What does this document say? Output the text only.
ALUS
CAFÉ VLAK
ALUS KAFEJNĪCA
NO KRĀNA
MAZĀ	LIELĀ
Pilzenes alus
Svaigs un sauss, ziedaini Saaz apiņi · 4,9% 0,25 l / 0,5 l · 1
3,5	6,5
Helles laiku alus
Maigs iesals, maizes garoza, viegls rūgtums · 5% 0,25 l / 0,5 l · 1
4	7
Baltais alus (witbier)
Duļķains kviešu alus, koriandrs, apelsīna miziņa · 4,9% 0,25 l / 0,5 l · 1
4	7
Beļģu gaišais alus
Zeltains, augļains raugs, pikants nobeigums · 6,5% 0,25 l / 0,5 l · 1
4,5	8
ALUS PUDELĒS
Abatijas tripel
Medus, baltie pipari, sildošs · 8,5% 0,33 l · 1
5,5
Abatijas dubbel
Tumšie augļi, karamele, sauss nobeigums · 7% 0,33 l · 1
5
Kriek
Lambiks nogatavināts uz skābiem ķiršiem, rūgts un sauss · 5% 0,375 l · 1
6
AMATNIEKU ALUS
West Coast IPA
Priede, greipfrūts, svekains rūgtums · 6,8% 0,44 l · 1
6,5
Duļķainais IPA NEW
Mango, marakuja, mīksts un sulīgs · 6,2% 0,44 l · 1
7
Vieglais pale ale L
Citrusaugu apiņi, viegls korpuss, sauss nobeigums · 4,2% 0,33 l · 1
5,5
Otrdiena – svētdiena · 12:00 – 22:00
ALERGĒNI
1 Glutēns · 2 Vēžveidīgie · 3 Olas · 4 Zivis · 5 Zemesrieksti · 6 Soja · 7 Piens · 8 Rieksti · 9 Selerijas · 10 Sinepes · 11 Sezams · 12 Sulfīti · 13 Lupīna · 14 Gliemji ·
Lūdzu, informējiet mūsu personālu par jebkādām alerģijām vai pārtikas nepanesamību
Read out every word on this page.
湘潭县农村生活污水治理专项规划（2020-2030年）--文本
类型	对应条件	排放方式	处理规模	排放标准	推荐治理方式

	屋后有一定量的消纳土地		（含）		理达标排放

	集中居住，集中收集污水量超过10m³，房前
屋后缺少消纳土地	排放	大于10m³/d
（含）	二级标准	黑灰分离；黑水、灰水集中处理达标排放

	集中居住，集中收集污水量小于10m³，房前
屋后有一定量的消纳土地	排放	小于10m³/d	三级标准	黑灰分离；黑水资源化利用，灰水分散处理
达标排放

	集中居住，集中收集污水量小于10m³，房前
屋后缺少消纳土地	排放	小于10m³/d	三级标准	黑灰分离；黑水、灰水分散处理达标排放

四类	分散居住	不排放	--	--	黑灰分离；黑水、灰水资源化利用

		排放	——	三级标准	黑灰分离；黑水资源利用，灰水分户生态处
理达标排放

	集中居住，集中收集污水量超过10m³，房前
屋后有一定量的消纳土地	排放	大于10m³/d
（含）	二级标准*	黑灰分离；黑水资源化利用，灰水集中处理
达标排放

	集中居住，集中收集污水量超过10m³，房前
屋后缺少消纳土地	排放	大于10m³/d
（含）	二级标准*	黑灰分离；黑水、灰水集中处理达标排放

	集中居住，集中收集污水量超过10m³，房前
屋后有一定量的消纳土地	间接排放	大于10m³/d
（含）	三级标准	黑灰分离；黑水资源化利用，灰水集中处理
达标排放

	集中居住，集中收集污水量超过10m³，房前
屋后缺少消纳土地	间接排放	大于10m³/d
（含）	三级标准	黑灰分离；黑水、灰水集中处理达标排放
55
+ + + +
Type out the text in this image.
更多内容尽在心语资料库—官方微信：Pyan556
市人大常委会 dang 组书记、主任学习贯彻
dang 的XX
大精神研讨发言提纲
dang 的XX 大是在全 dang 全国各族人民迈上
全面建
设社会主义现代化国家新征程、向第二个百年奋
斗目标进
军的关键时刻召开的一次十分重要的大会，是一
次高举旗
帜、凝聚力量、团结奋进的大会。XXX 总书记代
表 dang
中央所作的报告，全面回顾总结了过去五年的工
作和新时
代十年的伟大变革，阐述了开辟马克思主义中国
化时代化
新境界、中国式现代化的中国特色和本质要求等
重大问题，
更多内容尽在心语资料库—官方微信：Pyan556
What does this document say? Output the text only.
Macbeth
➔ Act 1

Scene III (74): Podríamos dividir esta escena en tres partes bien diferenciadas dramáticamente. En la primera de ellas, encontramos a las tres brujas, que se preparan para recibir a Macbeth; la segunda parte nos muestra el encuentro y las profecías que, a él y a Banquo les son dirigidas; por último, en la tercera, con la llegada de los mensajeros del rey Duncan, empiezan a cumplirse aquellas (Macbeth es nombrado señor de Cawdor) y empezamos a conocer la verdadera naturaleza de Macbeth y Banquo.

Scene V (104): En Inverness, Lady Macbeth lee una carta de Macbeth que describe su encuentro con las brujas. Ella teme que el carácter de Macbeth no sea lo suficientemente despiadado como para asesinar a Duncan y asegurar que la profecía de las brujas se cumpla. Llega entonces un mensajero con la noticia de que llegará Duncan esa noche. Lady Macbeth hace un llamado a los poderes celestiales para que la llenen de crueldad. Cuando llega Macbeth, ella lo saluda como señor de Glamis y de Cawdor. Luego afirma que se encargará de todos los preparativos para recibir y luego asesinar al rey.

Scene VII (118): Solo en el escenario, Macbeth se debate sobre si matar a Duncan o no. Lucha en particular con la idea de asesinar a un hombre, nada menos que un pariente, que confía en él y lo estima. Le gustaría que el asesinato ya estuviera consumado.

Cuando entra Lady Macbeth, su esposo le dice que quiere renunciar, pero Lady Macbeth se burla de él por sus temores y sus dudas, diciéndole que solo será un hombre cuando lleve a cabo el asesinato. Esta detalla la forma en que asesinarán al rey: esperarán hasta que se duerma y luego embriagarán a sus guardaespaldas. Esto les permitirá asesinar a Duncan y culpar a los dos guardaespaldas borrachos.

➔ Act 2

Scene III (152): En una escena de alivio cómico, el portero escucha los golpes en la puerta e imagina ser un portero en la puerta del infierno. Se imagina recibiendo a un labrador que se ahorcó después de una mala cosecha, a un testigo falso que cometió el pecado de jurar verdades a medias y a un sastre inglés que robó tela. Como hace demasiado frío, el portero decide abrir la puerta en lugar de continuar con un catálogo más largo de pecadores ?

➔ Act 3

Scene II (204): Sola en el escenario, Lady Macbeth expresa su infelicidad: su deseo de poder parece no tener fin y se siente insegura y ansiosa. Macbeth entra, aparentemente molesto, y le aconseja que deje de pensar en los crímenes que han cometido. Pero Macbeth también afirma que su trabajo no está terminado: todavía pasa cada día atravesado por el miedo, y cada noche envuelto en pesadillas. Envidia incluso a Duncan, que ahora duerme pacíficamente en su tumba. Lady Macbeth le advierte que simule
+ + + +
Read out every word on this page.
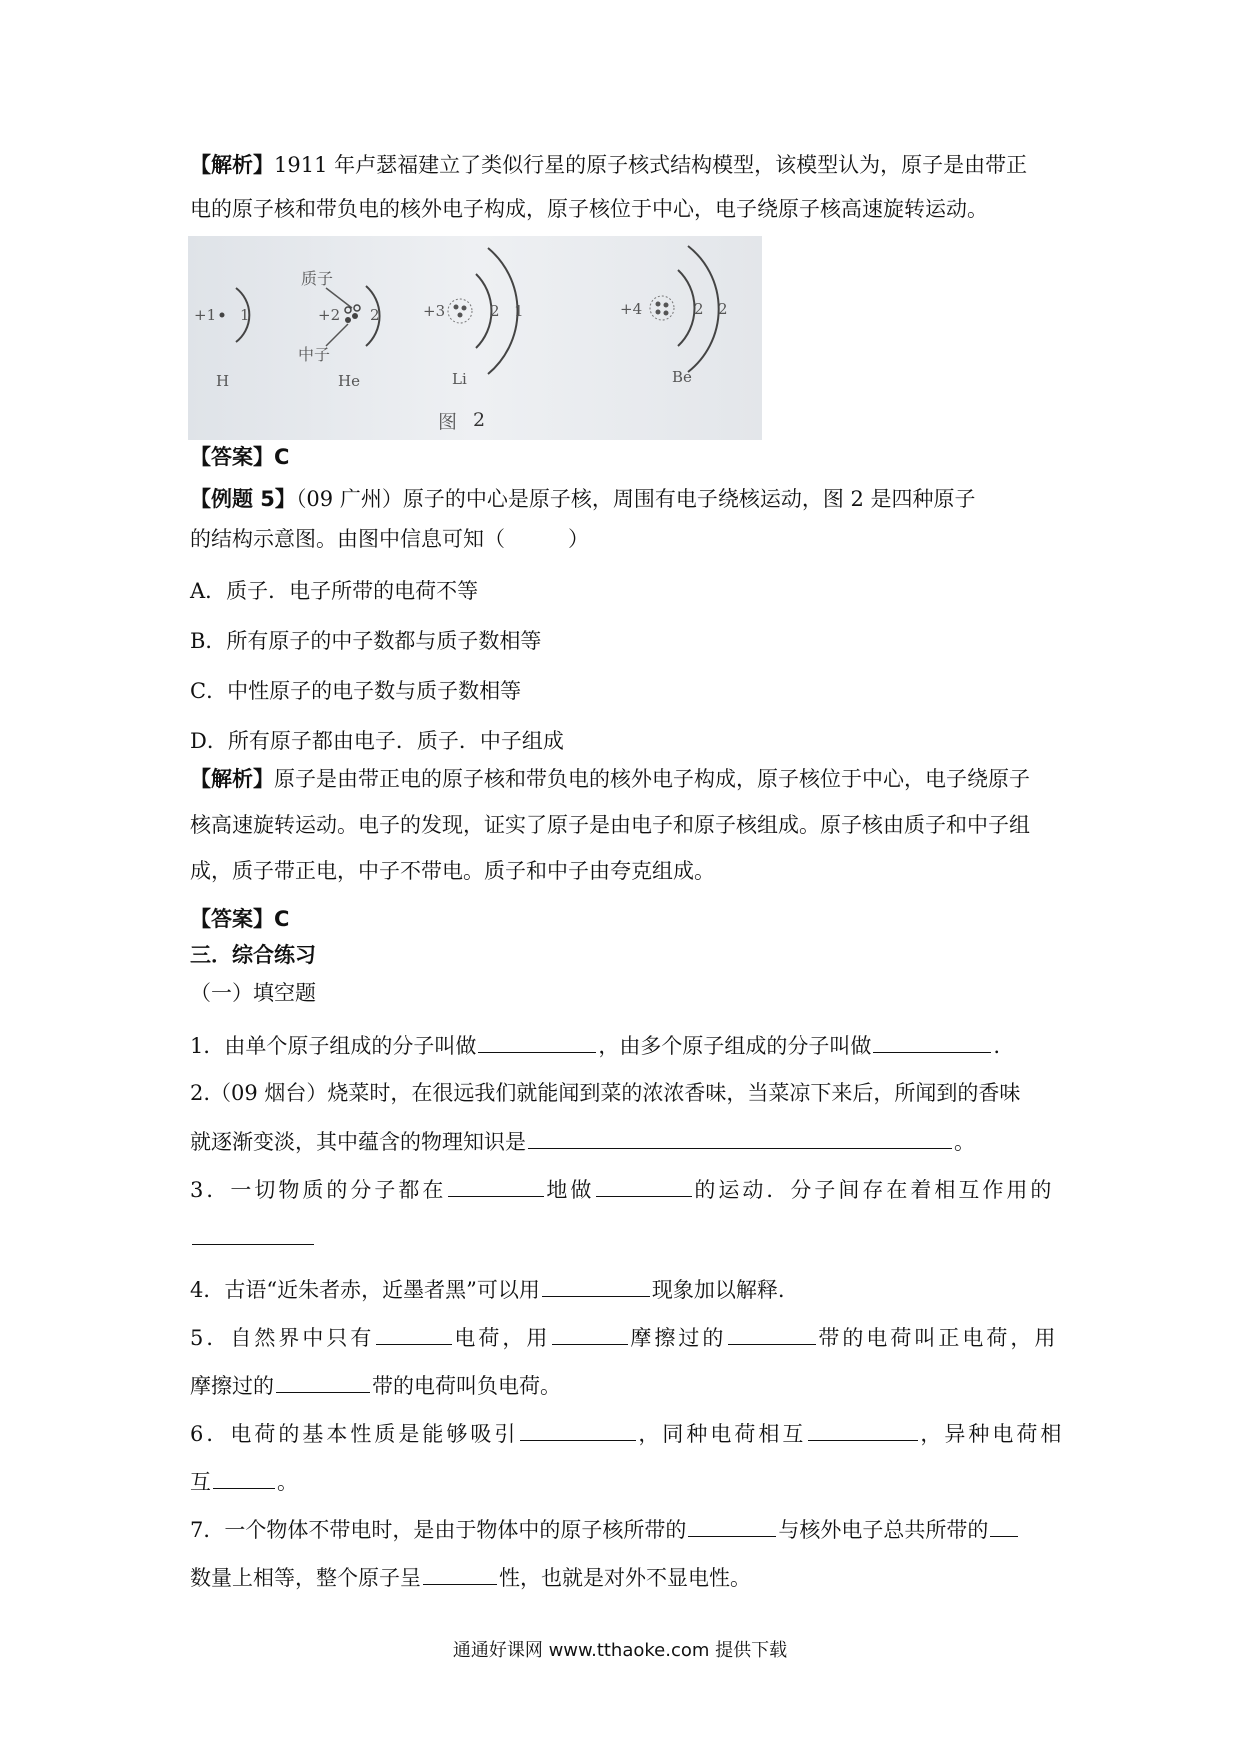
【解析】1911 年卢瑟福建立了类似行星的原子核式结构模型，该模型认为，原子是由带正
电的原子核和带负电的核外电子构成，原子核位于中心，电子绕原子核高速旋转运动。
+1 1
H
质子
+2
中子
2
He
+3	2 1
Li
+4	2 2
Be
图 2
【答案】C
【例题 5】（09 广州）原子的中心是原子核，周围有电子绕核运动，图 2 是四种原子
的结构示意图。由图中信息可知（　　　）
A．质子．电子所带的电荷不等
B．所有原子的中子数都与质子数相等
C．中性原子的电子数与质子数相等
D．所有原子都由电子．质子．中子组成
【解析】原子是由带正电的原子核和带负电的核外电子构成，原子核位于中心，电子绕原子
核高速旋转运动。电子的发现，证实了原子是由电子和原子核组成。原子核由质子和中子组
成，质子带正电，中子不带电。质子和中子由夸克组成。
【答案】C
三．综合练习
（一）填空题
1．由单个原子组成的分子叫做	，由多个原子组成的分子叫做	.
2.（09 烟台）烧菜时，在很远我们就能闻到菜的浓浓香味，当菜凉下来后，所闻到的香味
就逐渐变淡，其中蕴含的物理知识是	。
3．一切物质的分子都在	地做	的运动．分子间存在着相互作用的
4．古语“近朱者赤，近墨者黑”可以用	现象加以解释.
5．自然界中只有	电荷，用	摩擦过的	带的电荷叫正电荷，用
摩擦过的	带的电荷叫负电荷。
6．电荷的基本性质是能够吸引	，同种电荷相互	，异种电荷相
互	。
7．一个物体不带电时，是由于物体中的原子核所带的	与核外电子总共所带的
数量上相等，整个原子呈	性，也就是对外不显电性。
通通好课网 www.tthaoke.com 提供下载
+ + + +
■ **Written instruction**:
Select every line of the material above holding the word "dang" and copy it.

■ **Written response**:
市人大常委会 dang 组书记、主任学习贯彻
dang 的XX
dang 的XX 大是在全 dang 全国各族人民迈上
表 dang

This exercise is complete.